▶ **Your goal**
Leave out every picture, then transcribe the rest of the listing exactly.

Dataset listings of figures:
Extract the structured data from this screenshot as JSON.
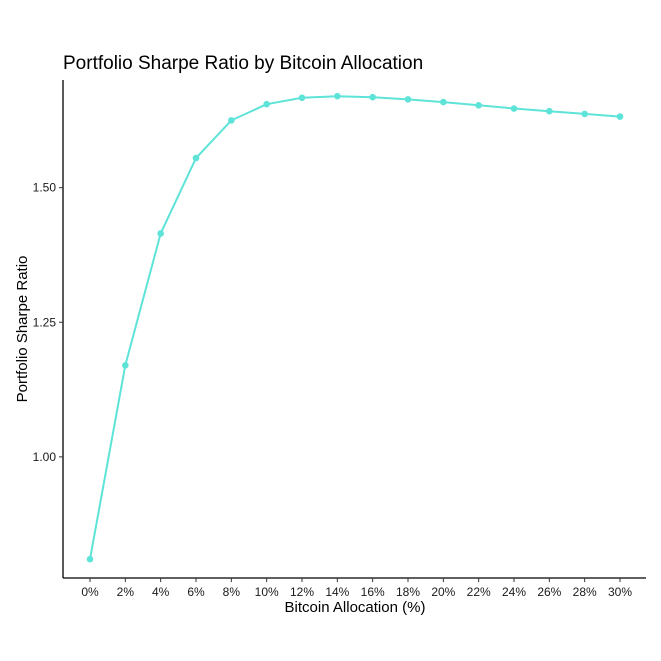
{
  "chart_data": {
    "type": "line",
    "title": "Portfolio Sharpe Ratio by Bitcoin Allocation",
    "xlabel": "Bitcoin Allocation (%)",
    "ylabel": "Portfolio Sharpe Ratio",
    "categories": [
      "0%",
      "2%",
      "4%",
      "6%",
      "8%",
      "10%",
      "12%",
      "14%",
      "16%",
      "18%",
      "20%",
      "22%",
      "24%",
      "26%",
      "28%",
      "30%"
    ],
    "series": [
      {
        "values": [
          0.81,
          1.17,
          1.415,
          1.555,
          1.625,
          1.655,
          1.667,
          1.67,
          1.668,
          1.664,
          1.659,
          1.653,
          1.647,
          1.642,
          1.637,
          1.632
        ],
        "color": "#5ee3d8"
      }
    ],
    "yticks": [
      1.0,
      1.25,
      1.5
    ],
    "ytick_labels": [
      "1.00",
      "1.25",
      "1.50"
    ],
    "ylim": [
      0.775,
      1.7
    ],
    "grid": false,
    "legend": "none"
  }
}
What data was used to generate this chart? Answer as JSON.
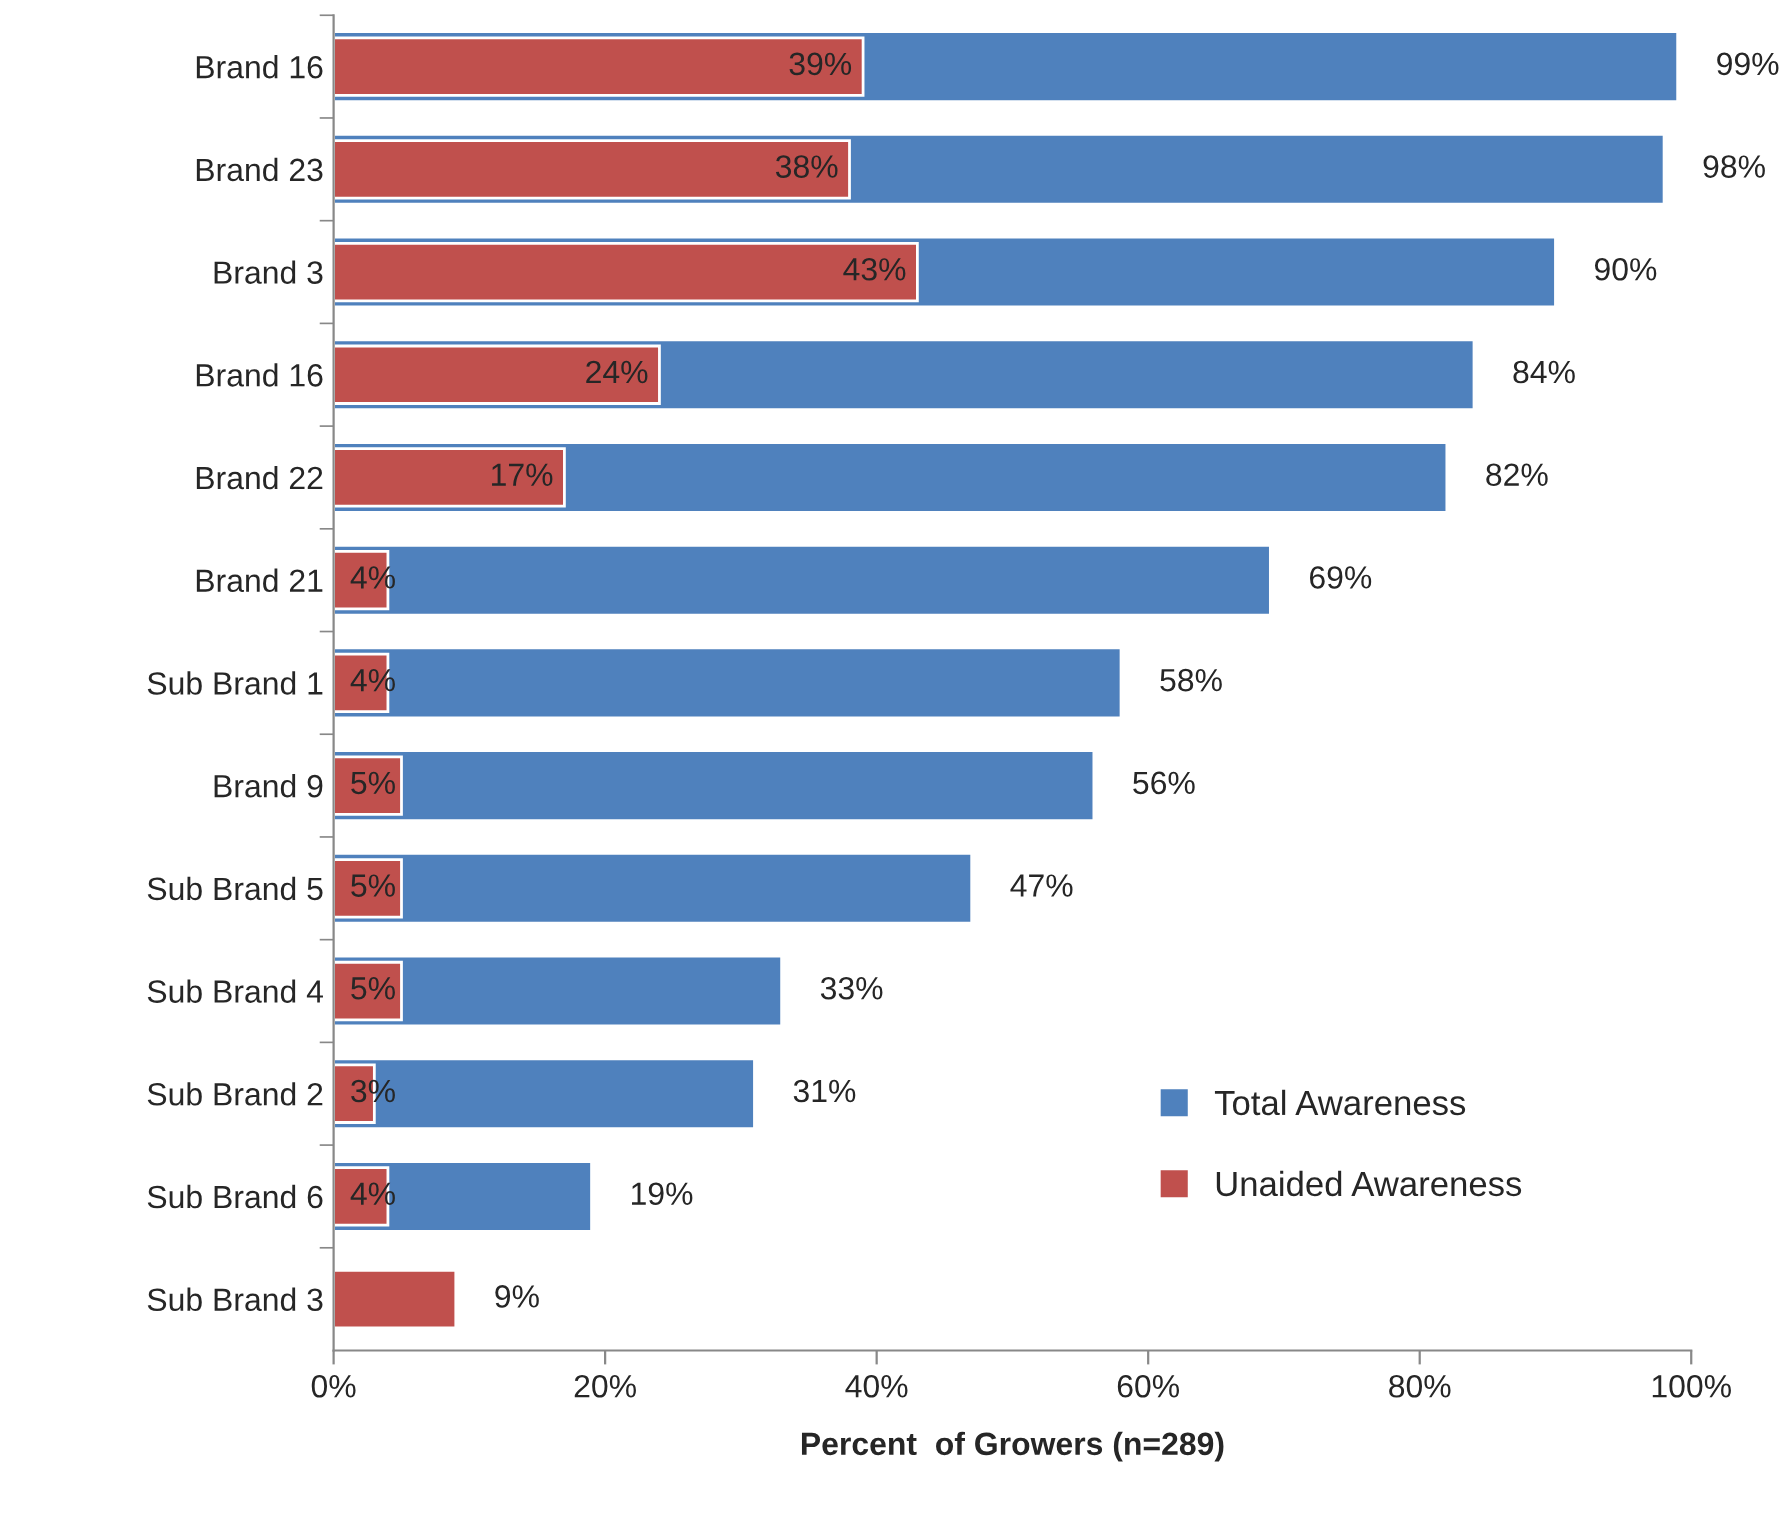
{
  "chart_data": {
    "type": "bar",
    "orientation": "horizontal",
    "xlabel": "Percent  of Growers (n=289)",
    "categories": [
      "Brand 16",
      "Brand 23",
      "Brand 3",
      "Brand 16",
      "Brand 22",
      "Brand 21",
      "Sub Brand 1",
      "Brand 9",
      "Sub Brand 5",
      "Sub Brand 4",
      "Sub Brand 2",
      "Sub Brand 6",
      "Sub Brand 3"
    ],
    "series": [
      {
        "name": "Total Awareness",
        "color": "#4f81bd",
        "values": [
          99,
          98,
          90,
          84,
          82,
          69,
          58,
          56,
          47,
          33,
          31,
          19,
          null
        ],
        "value_labels": [
          "99%",
          "98%",
          "90%",
          "84%",
          "82%",
          "69%",
          "58%",
          "56%",
          "47%",
          "33%",
          "31%",
          "19%",
          null
        ]
      },
      {
        "name": "Unaided Awareness",
        "color": "#c0504d",
        "values": [
          39,
          38,
          43,
          24,
          17,
          4,
          4,
          5,
          5,
          5,
          3,
          4,
          9
        ],
        "value_labels": [
          "39%",
          "38%",
          "43%",
          "24%",
          "17%",
          "4%",
          "4%",
          "5%",
          "5%",
          "5%",
          "3%",
          "4%",
          "9%"
        ]
      }
    ],
    "xlim": [
      0,
      100
    ],
    "xticks": [
      {
        "value": 0,
        "label": "0%"
      },
      {
        "value": 20,
        "label": "20%"
      },
      {
        "value": 40,
        "label": "40%"
      },
      {
        "value": 60,
        "label": "60%"
      },
      {
        "value": 80,
        "label": "80%"
      },
      {
        "value": 100,
        "label": "100%"
      }
    ],
    "legend": "bottom right",
    "grid": false
  }
}
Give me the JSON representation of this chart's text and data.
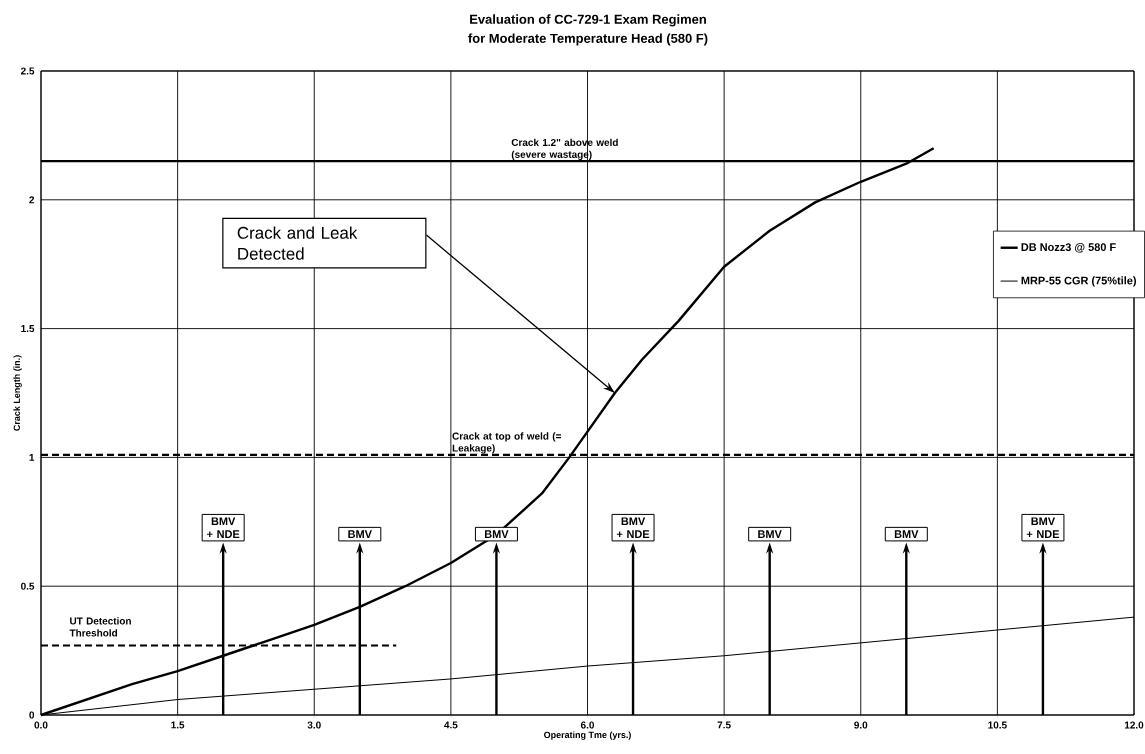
{
  "chart_data": {
    "type": "line",
    "title": "Evaluation of CC-729-1 Exam Regimen",
    "subtitle": "for Moderate Temperature Head (580 F)",
    "xlabel": "Operating Tme (yrs.)",
    "ylabel": "Crack Length (in.)",
    "xlim": [
      0,
      12
    ],
    "ylim": [
      0,
      2.5
    ],
    "xticks": [
      {
        "value": 0,
        "label": "0.0"
      },
      {
        "value": 1.5,
        "label": "1.5"
      },
      {
        "value": 3,
        "label": "3.0"
      },
      {
        "value": 4.5,
        "label": "4.5"
      },
      {
        "value": 6,
        "label": "6.0"
      },
      {
        "value": 7.5,
        "label": "7.5"
      },
      {
        "value": 9,
        "label": "9.0"
      },
      {
        "value": 10.5,
        "label": "10.5"
      },
      {
        "value": 12,
        "label": "12.0"
      }
    ],
    "yticks": [
      0,
      0.5,
      1,
      1.5,
      2,
      2.5
    ],
    "grid": true,
    "legend": "right",
    "series": [
      {
        "name": "DB Nozz3 @ 580 F",
        "color": "#000000",
        "x": [
          0,
          0.5,
          1,
          1.5,
          2,
          2.5,
          3,
          3.5,
          4,
          4.5,
          5,
          5.5,
          5.8,
          6,
          6.3,
          6.6,
          7,
          7.5,
          8,
          8.5,
          9,
          9.5,
          9.8
        ],
        "values": [
          0,
          0.06,
          0.12,
          0.17,
          0.23,
          0.29,
          0.35,
          0.42,
          0.5,
          0.59,
          0.7,
          0.86,
          1.0,
          1.1,
          1.25,
          1.38,
          1.53,
          1.74,
          1.88,
          1.99,
          2.07,
          2.14,
          2.2
        ]
      },
      {
        "name": "MRP-55 CGR  (75%tile)",
        "color": "#000000",
        "x": [
          0,
          1.5,
          3,
          4.5,
          6,
          7.5,
          9,
          10.5,
          12
        ],
        "values": [
          0,
          0.06,
          0.1,
          0.14,
          0.19,
          0.23,
          0.28,
          0.33,
          0.38
        ]
      },
      {
        "color": "#000000",
        "line_style": "dashed",
        "x": [
          0,
          3.9
        ],
        "values": [
          0.27,
          0.27
        ]
      }
    ],
    "ref_lines": [
      {
        "axis": "y",
        "value": 2.15,
        "label": "Crack 1.2\" above weld (severe wastage)",
        "line_style": "solid"
      },
      {
        "axis": "y",
        "value": 1.01,
        "label": "Crack at top of weld (= Leakage)",
        "line_style": "dashed"
      }
    ],
    "annotations": [
      {
        "text": "UT Detection Threshold",
        "x": 0.3,
        "y": 0.27
      },
      "Crack and Leak Detected",
      "BMV + NDE",
      "BMV",
      "BMV",
      "BMV + NDE",
      "BMV",
      "BMV",
      "BMV + NDE"
    ]
  }
}
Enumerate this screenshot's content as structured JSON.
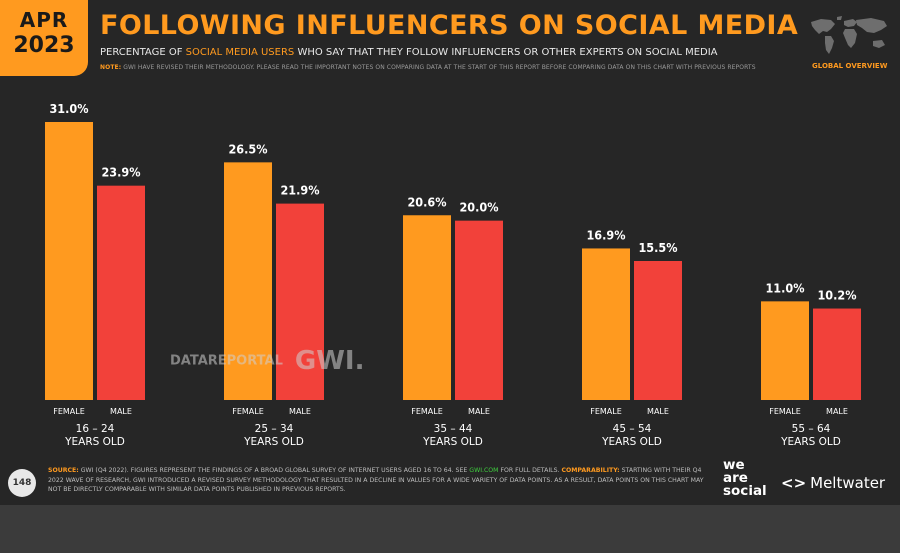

▶ **Task output**
Extract the structured data from this screenshot as JSON.
{
  "chart_data": {
    "type": "line",
    "title": "Portfolio Sharpe Ratio by Bitcoin Allocation",
    "xlabel": "Bitcoin Allocation (%)",
    "ylabel": "Portfolio Sharpe Ratio",
    "categories": [
      "0%",
      "2%",
      "4%",
      "6%",
      "8%",
      "10%",
      "12%",
      "14%",
      "16%",
      "18%",
      "20%",
      "22%",
      "24%",
      "26%",
      "28%",
      "30%"
    ],
    "series": [
      {
        "values": [
          0.81,
          1.17,
          1.415,
          1.555,
          1.625,
          1.655,
          1.667,
          1.67,
          1.668,
          1.664,
          1.659,
          1.653,
          1.647,
          1.642,
          1.637,
          1.632
        ],
        "color": "#5ee3d8"
      }
    ],
    "yticks": [
      1.0,
      1.25,
      1.5
    ],
    "ytick_labels": [
      "1.00",
      "1.25",
      "1.50"
    ],
    "ylim": [
      0.775,
      1.7
    ],
    "grid": false,
    "legend": "none"
  }
}
What data was used to generate this chart? Answer as JSON.
{
  "chart_data": {
    "type": "bar",
    "orientation": "horizontal",
    "xlabel": "Percent  of Growers (n=289)",
    "categories": [
      "Brand 16",
      "Brand 23",
      "Brand 3",
      "Brand 16",
      "Brand 22",
      "Brand 21",
      "Sub Brand 1",
      "Brand 9",
      "Sub Brand 5",
      "Sub Brand 4",
      "Sub Brand 2",
      "Sub Brand 6",
      "Sub Brand 3"
    ],
    "series": [
      {
        "name": "Total Awareness",
        "color": "#4f81bd",
        "values": [
          99,
          98,
          90,
          84,
          82,
          69,
          58,
          56,
          47,
          33,
          31,
          19,
          null
        ],
        "value_labels": [
          "99%",
          "98%",
          "90%",
          "84%",
          "82%",
          "69%",
          "58%",
          "56%",
          "47%",
          "33%",
          "31%",
          "19%",
          null
        ]
      },
      {
        "name": "Unaided Awareness",
        "color": "#c0504d",
        "values": [
          39,
          38,
          43,
          24,
          17,
          4,
          4,
          5,
          5,
          5,
          3,
          4,
          9
        ],
        "value_labels": [
          "39%",
          "38%",
          "43%",
          "24%",
          "17%",
          "4%",
          "4%",
          "5%",
          "5%",
          "5%",
          "3%",
          "4%",
          "9%"
        ]
      }
    ],
    "xlim": [
      0,
      100
    ],
    "xticks": [
      {
        "value": 0,
        "label": "0%"
      },
      {
        "value": 20,
        "label": "20%"
      },
      {
        "value": 40,
        "label": "40%"
      },
      {
        "value": 60,
        "label": "60%"
      },
      {
        "value": 80,
        "label": "80%"
      },
      {
        "value": 100,
        "label": "100%"
      }
    ],
    "legend": "bottom right",
    "grid": false
  }
}
Give me the JSON representation of this chart's text and data.
{
  "chart_data": {
    "type": "line",
    "title": "Evaluation of CC-729-1 Exam Regimen",
    "subtitle": "for Moderate Temperature Head (580 F)",
    "xlabel": "Operating Tme (yrs.)",
    "ylabel": "Crack Length (in.)",
    "xlim": [
      0,
      12
    ],
    "ylim": [
      0,
      2.5
    ],
    "xticks": [
      {
        "value": 0,
        "label": "0.0"
      },
      {
        "value": 1.5,
        "label": "1.5"
      },
      {
        "value": 3,
        "label": "3.0"
      },
      {
        "value": 4.5,
        "label": "4.5"
      },
      {
        "value": 6,
        "label": "6.0"
      },
      {
        "value": 7.5,
        "label": "7.5"
      },
      {
        "value": 9,
        "label": "9.0"
      },
      {
        "value": 10.5,
        "label": "10.5"
      },
      {
        "value": 12,
        "label": "12.0"
      }
    ],
    "yticks": [
      0,
      0.5,
      1,
      1.5,
      2,
      2.5
    ],
    "grid": true,
    "legend": "right",
    "series": [
      {
        "name": "DB Nozz3 @ 580 F",
        "color": "#000000",
        "x": [
          0,
          0.5,
          1,
          1.5,
          2,
          2.5,
          3,
          3.5,
          4,
          4.5,
          5,
          5.5,
          5.8,
          6,
          6.3,
          6.6,
          7,
          7.5,
          8,
          8.5,
          9,
          9.5,
          9.8
        ],
        "values": [
          0,
          0.06,
          0.12,
          0.17,
          0.23,
          0.29,
          0.35,
          0.42,
          0.5,
          0.59,
          0.7,
          0.86,
          1.0,
          1.1,
          1.25,
          1.38,
          1.53,
          1.74,
          1.88,
          1.99,
          2.07,
          2.14,
          2.2
        ]
      },
      {
        "name": "MRP-55 CGR  (75%tile)",
        "color": "#000000",
        "x": [
          0,
          1.5,
          3,
          4.5,
          6,
          7.5,
          9,
          10.5,
          12
        ],
        "values": [
          0,
          0.06,
          0.1,
          0.14,
          0.19,
          0.23,
          0.28,
          0.33,
          0.38
        ]
      },
      {
        "color": "#000000",
        "line_style": "dashed",
        "x": [
          0,
          3.9
        ],
        "values": [
          0.27,
          0.27
        ]
      }
    ],
    "ref_lines": [
      {
        "axis": "y",
        "value": 2.15,
        "label": "Crack 1.2\" above weld (severe wastage)",
        "line_style": "solid"
      },
      {
        "axis": "y",
        "value": 1.01,
        "label": "Crack at top of weld (= Leakage)",
        "line_style": "dashed"
      }
    ],
    "annotations": [
      {
        "text": "UT Detection Threshold",
        "x": 0.3,
        "y": 0.27
      },
      "Crack and Leak Detected",
      "BMV + NDE",
      "BMV",
      "BMV",
      "BMV + NDE",
      "BMV",
      "BMV",
      "BMV + NDE"
    ]
  }
}
Enumerate this screenshot's content as structured JSON.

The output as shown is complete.